### What to produce
Please count the lines in the entries below that contain the word "silencer", with case counting, and give only that number.

+++ Records shown

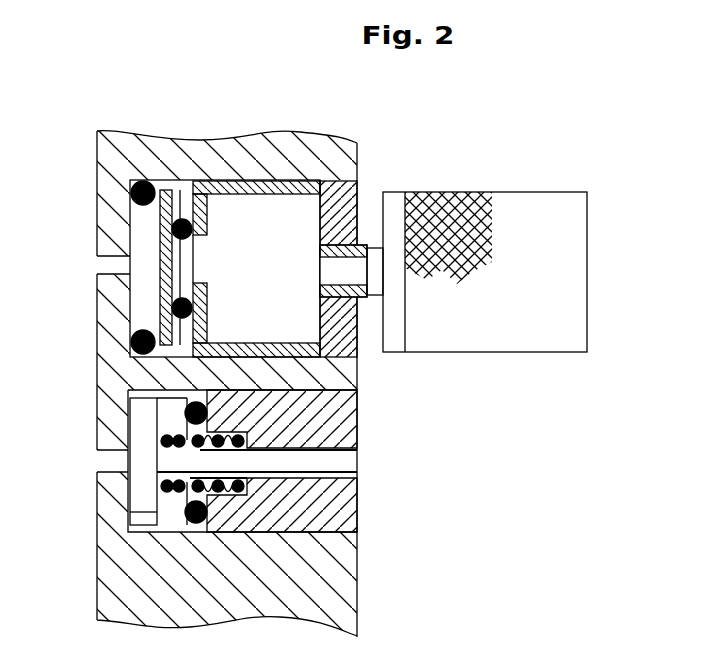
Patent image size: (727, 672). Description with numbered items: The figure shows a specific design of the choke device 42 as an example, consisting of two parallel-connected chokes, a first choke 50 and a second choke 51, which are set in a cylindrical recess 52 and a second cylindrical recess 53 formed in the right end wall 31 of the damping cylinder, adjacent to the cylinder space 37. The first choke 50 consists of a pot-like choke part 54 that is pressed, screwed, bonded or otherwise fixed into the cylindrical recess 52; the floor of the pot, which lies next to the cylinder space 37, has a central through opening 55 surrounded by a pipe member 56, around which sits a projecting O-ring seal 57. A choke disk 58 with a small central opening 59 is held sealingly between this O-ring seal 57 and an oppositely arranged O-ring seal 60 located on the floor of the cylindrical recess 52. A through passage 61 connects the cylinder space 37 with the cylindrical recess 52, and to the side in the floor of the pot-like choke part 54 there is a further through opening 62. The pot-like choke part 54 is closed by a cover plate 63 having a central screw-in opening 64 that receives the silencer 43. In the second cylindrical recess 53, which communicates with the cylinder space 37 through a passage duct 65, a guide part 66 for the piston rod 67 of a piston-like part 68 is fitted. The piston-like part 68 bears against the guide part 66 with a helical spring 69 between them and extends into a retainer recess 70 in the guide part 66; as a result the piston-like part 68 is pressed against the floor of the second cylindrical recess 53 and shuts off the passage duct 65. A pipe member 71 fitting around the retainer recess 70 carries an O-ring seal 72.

The right end wall 31 is at (345, 573).
The cylinder space 37 is at (48, 358).
The choke device 42 is at (248, 120).
The silencer 43 is at (476, 205).
The first choke 50 is at (372, 193).
The second choke 51 is at (381, 490).
The cylindrical recess 52 is at (130, 215).
The second cylindrical recess 53 is at (181, 522).
The pot-like choke part 54 is at (289, 181).
The central through opening 55 is at (195, 268).
The pipe member 56 is at (178, 238).
The O-ring seal 57 is at (190, 309).
The choke disk 58 is at (168, 190).
The small central opening 59 is at (170, 285).
The O-ring seal 60 is at (146, 183).
The through passage 61 is at (100, 268).
The through opening 62 is at (205, 210).
The cover plate 63 is at (355, 345).
The central screw-in opening 64 is at (318, 284).
The passage duct 65 is at (100, 462).
The guide part 66 is at (347, 522).
The piston rod 67 is at (347, 457).
The piston-like part 68 is at (130, 493).
The helical spring 69 is at (172, 522).
The retainer recess 70 is at (212, 500).
The pipe member 71 is at (182, 425).
The O-ring seal 72 is at (191, 522).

++++++

### Written reply
2